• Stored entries
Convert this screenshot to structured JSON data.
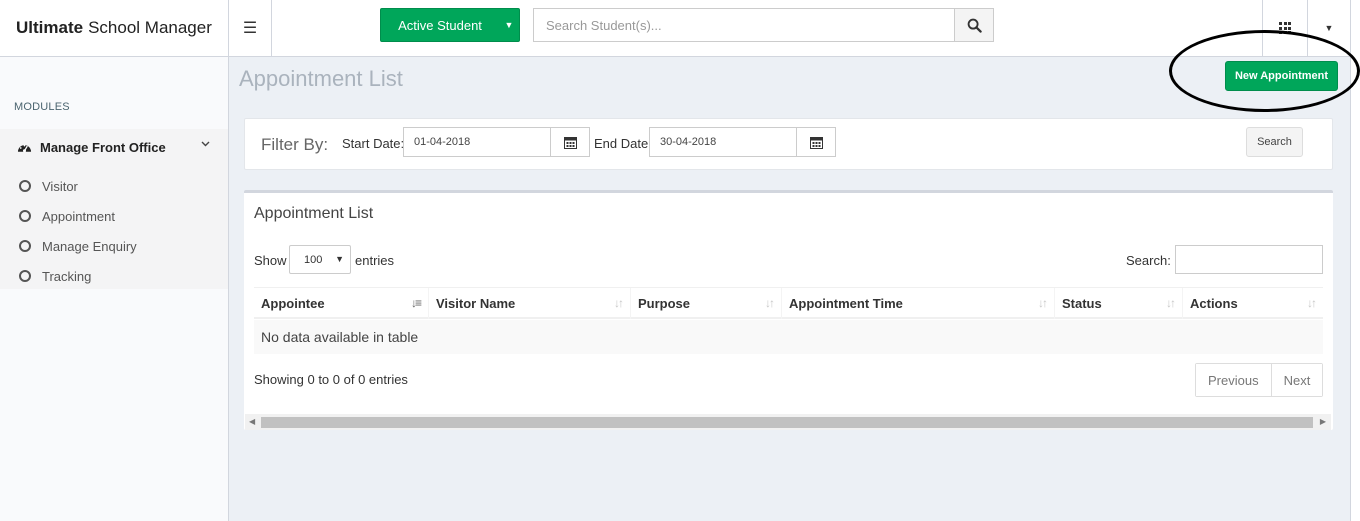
{
  "brand": {
    "bold": "Ultimate",
    "rest": "School Manager"
  },
  "topbar": {
    "active_student": "Active Student",
    "search_placeholder": "Search Student(s)..."
  },
  "sidebar": {
    "header": "MODULES",
    "group": "Manage Front Office",
    "items": [
      {
        "label": "Visitor"
      },
      {
        "label": "Appointment"
      },
      {
        "label": "Manage Enquiry"
      },
      {
        "label": "Tracking"
      }
    ]
  },
  "page": {
    "title": "Appointment List",
    "new_button": "New Appointment"
  },
  "filter": {
    "label": "Filter By:",
    "start_label": "Start Date:",
    "start_value": "01-04-2018",
    "end_label": "End Date:",
    "end_value": "30-04-2018",
    "search_button": "Search"
  },
  "list": {
    "title": "Appointment List",
    "show_label": "Show",
    "show_value": "100",
    "entries_label": "entries",
    "search_label": "Search:",
    "columns": [
      "Appointee",
      "Visitor Name",
      "Purpose",
      "Appointment Time",
      "Status",
      "Actions"
    ],
    "empty_text": "No data available in table",
    "info": "Showing 0 to 0 of 0 entries",
    "prev": "Previous",
    "next": "Next"
  },
  "colors": {
    "accent_green": "#00a65a",
    "background": "#ecf0f5"
  }
}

• WHAT YOU NEED TO DO
Output the records above exactly; leave out the pictures.

• THE RESPONSE
Convert this screenshot to structured JSON data.
{
  "brand": {
    "bold": "Ultimate",
    "rest": "School Manager"
  },
  "topbar": {
    "active_student": "Active Student",
    "search_placeholder": "Search Student(s)..."
  },
  "sidebar": {
    "header": "MODULES",
    "group": "Manage Front Office",
    "items": [
      {
        "label": "Visitor"
      },
      {
        "label": "Appointment"
      },
      {
        "label": "Manage Enquiry"
      },
      {
        "label": "Tracking"
      }
    ]
  },
  "page": {
    "title": "Appointment List",
    "new_button": "New Appointment"
  },
  "filter": {
    "label": "Filter By:",
    "start_label": "Start Date:",
    "start_value": "01-04-2018",
    "end_label": "End Date:",
    "end_value": "30-04-2018",
    "search_button": "Search"
  },
  "list": {
    "title": "Appointment List",
    "show_label": "Show",
    "show_value": "100",
    "entries_label": "entries",
    "search_label": "Search:",
    "columns": [
      "Appointee",
      "Visitor Name",
      "Purpose",
      "Appointment Time",
      "Status",
      "Actions"
    ],
    "empty_text": "No data available in table",
    "info": "Showing 0 to 0 of 0 entries",
    "prev": "Previous",
    "next": "Next"
  },
  "colors": {
    "accent_green": "#00a65a",
    "background": "#ecf0f5"
  }
}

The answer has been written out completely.